Given task
Repeat the entire listing exactly as written.

Exercise materials
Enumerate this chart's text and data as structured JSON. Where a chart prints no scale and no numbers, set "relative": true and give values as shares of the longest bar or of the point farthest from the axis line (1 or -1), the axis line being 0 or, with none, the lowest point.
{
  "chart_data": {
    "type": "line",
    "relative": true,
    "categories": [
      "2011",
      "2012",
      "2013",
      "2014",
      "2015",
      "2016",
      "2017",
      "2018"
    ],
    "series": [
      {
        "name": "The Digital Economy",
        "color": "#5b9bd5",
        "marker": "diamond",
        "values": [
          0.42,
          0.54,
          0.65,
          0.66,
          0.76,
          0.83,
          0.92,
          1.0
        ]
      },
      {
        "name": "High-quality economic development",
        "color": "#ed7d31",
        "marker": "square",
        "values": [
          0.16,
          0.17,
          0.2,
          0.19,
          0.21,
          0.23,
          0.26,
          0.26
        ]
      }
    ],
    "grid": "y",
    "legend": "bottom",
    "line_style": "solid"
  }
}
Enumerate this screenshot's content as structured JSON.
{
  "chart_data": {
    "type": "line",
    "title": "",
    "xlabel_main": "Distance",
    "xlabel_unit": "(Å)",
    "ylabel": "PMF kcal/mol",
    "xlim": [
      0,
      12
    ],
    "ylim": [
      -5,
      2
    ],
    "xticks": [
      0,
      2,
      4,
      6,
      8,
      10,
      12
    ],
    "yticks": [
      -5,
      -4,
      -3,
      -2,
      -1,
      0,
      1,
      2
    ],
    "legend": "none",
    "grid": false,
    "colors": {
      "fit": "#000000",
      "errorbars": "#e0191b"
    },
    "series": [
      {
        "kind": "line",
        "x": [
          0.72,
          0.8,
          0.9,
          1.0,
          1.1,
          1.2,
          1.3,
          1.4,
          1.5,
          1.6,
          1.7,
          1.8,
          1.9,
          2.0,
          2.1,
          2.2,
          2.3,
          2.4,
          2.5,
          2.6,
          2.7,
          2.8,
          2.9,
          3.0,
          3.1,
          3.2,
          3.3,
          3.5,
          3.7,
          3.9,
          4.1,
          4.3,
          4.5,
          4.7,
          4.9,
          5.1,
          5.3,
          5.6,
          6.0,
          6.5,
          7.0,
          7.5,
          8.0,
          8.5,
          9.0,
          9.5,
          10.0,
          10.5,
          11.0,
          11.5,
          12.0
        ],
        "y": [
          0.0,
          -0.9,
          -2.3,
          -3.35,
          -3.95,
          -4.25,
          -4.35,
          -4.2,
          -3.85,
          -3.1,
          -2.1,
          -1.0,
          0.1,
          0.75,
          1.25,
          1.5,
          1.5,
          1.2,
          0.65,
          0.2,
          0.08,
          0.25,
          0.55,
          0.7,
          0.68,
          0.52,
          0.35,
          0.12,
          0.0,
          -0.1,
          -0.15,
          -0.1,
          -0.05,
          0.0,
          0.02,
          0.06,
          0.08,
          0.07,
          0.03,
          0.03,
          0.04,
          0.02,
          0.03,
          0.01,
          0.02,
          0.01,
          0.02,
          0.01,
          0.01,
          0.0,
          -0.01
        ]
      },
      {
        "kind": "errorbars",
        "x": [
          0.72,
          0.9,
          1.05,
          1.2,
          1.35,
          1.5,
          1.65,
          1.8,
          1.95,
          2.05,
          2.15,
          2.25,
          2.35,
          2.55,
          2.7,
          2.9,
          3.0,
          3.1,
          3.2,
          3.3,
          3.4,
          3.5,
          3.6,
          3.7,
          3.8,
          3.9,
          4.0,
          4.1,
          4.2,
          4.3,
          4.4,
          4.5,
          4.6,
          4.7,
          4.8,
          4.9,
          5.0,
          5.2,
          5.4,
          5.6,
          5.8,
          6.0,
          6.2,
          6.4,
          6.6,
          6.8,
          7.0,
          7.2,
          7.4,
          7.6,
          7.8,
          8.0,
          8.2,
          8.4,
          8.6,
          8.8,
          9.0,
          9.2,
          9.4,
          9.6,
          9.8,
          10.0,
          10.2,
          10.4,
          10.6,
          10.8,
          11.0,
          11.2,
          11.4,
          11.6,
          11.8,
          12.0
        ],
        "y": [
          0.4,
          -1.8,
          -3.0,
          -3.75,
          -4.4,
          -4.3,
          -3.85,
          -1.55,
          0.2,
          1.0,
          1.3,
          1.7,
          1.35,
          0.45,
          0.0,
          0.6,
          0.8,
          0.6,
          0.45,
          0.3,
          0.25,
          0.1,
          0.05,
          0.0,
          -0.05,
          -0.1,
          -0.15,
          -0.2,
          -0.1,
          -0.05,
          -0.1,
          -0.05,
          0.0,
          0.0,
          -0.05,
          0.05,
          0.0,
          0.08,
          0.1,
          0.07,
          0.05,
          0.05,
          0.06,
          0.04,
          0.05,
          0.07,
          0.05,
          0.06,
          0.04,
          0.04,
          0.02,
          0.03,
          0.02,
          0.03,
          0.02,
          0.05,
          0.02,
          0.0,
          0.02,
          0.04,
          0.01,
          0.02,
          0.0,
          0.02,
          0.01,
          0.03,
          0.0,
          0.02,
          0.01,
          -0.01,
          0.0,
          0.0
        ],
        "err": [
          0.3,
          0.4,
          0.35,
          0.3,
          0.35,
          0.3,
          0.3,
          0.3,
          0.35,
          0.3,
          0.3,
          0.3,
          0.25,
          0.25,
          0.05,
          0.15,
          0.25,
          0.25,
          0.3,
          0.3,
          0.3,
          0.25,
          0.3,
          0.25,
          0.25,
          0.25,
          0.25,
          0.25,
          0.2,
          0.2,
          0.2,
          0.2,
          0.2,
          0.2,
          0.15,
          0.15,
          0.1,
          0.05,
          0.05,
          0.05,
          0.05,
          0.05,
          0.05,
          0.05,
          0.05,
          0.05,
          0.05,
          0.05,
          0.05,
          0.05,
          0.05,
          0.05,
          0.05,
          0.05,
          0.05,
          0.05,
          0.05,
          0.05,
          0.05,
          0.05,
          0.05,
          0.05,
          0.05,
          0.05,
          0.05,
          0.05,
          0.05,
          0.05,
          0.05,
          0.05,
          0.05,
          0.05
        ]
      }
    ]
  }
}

Problem solution
Enumerate this chart's text and data as structured JSON. Where a chart prints no scale and no numbers, set "relative": true and give values as shares of the longest bar or of the point farthest from the axis line (1 or -1), the axis line being 0 or, with none, the lowest point.
{
  "chart_data": {
    "type": "line",
    "relative": true,
    "categories": [
      "2011",
      "2012",
      "2013",
      "2014",
      "2015",
      "2016",
      "2017",
      "2018"
    ],
    "series": [
      {
        "name": "The Digital Economy",
        "color": "#5b9bd5",
        "marker": "diamond",
        "values": [
          0.42,
          0.54,
          0.65,
          0.66,
          0.76,
          0.83,
          0.92,
          1.0
        ]
      },
      {
        "name": "High-quality economic development",
        "color": "#ed7d31",
        "marker": "square",
        "values": [
          0.16,
          0.17,
          0.2,
          0.19,
          0.21,
          0.23,
          0.26,
          0.26
        ]
      }
    ],
    "grid": "y",
    "legend": "bottom",
    "line_style": "solid"
  }
}
Enumerate this screenshot's content as structured JSON.
{
  "chart_data": {
    "type": "line",
    "title": "",
    "xlabel_main": "Distance",
    "xlabel_unit": "(Å)",
    "ylabel": "PMF kcal/mol",
    "xlim": [
      0,
      12
    ],
    "ylim": [
      -5,
      2
    ],
    "xticks": [
      0,
      2,
      4,
      6,
      8,
      10,
      12
    ],
    "yticks": [
      -5,
      -4,
      -3,
      -2,
      -1,
      0,
      1,
      2
    ],
    "legend": "none",
    "grid": false,
    "colors": {
      "fit": "#000000",
      "errorbars": "#e0191b"
    },
    "series": [
      {
        "kind": "line",
        "x": [
          0.72,
          0.8,
          0.9,
          1.0,
          1.1,
          1.2,
          1.3,
          1.4,
          1.5,
          1.6,
          1.7,
          1.8,
          1.9,
          2.0,
          2.1,
          2.2,
          2.3,
          2.4,
          2.5,
          2.6,
          2.7,
          2.8,
          2.9,
          3.0,
          3.1,
          3.2,
          3.3,
          3.5,
          3.7,
          3.9,
          4.1,
          4.3,
          4.5,
          4.7,
          4.9,
          5.1,
          5.3,
          5.6,
          6.0,
          6.5,
          7.0,
          7.5,
          8.0,
          8.5,
          9.0,
          9.5,
          10.0,
          10.5,
          11.0,
          11.5,
          12.0
        ],
        "y": [
          0.0,
          -0.9,
          -2.3,
          -3.35,
          -3.95,
          -4.25,
          -4.35,
          -4.2,
          -3.85,
          -3.1,
          -2.1,
          -1.0,
          0.1,
          0.75,
          1.25,
          1.5,
          1.5,
          1.2,
          0.65,
          0.2,
          0.08,
          0.25,
          0.55,
          0.7,
          0.68,
          0.52,
          0.35,
          0.12,
          0.0,
          -0.1,
          -0.15,
          -0.1,
          -0.05,
          0.0,
          0.02,
          0.06,
          0.08,
          0.07,
          0.03,
          0.03,
          0.04,
          0.02,
          0.03,
          0.01,
          0.02,
          0.01,
          0.02,
          0.01,
          0.01,
          0.0,
          -0.01
        ]
      },
      {
        "kind": "errorbars",
        "x": [
          0.72,
          0.9,
          1.05,
          1.2,
          1.35,
          1.5,
          1.65,
          1.8,
          1.95,
          2.05,
          2.15,
          2.25,
          2.35,
          2.55,
          2.7,
          2.9,
          3.0,
          3.1,
          3.2,
          3.3,
          3.4,
          3.5,
          3.6,
          3.7,
          3.8,
          3.9,
          4.0,
          4.1,
          4.2,
          4.3,
          4.4,
          4.5,
          4.6,
          4.7,
          4.8,
          4.9,
          5.0,
          5.2,
          5.4,
          5.6,
          5.8,
          6.0,
          6.2,
          6.4,
          6.6,
          6.8,
          7.0,
          7.2,
          7.4,
          7.6,
          7.8,
          8.0,
          8.2,
          8.4,
          8.6,
          8.8,
          9.0,
          9.2,
          9.4,
          9.6,
          9.8,
          10.0,
          10.2,
          10.4,
          10.6,
          10.8,
          11.0,
          11.2,
          11.4,
          11.6,
          11.8,
          12.0
        ],
        "y": [
          0.4,
          -1.8,
          -3.0,
          -3.75,
          -4.4,
          -4.3,
          -3.85,
          -1.55,
          0.2,
          1.0,
          1.3,
          1.7,
          1.35,
          0.45,
          0.0,
          0.6,
          0.8,
          0.6,
          0.45,
          0.3,
          0.25,
          0.1,
          0.05,
          0.0,
          -0.05,
          -0.1,
          -0.15,
          -0.2,
          -0.1,
          -0.05,
          -0.1,
          -0.05,
          0.0,
          0.0,
          -0.05,
          0.05,
          0.0,
          0.08,
          0.1,
          0.07,
          0.05,
          0.05,
          0.06,
          0.04,
          0.05,
          0.07,
          0.05,
          0.06,
          0.04,
          0.04,
          0.02,
          0.03,
          0.02,
          0.03,
          0.02,
          0.05,
          0.02,
          0.0,
          0.02,
          0.04,
          0.01,
          0.02,
          0.0,
          0.02,
          0.01,
          0.03,
          0.0,
          0.02,
          0.01,
          -0.01,
          0.0,
          0.0
        ],
        "err": [
          0.3,
          0.4,
          0.35,
          0.3,
          0.35,
          0.3,
          0.3,
          0.3,
          0.35,
          0.3,
          0.3,
          0.3,
          0.25,
          0.25,
          0.05,
          0.15,
          0.25,
          0.25,
          0.3,
          0.3,
          0.3,
          0.25,
          0.3,
          0.25,
          0.25,
          0.25,
          0.25,
          0.25,
          0.2,
          0.2,
          0.2,
          0.2,
          0.2,
          0.2,
          0.15,
          0.15,
          0.1,
          0.05,
          0.05,
          0.05,
          0.05,
          0.05,
          0.05,
          0.05,
          0.05,
          0.05,
          0.05,
          0.05,
          0.05,
          0.05,
          0.05,
          0.05,
          0.05,
          0.05,
          0.05,
          0.05,
          0.05,
          0.05,
          0.05,
          0.05,
          0.05,
          0.05,
          0.05,
          0.05,
          0.05,
          0.05,
          0.05,
          0.05,
          0.05,
          0.05,
          0.05,
          0.05
        ]
      }
    ]
  }
}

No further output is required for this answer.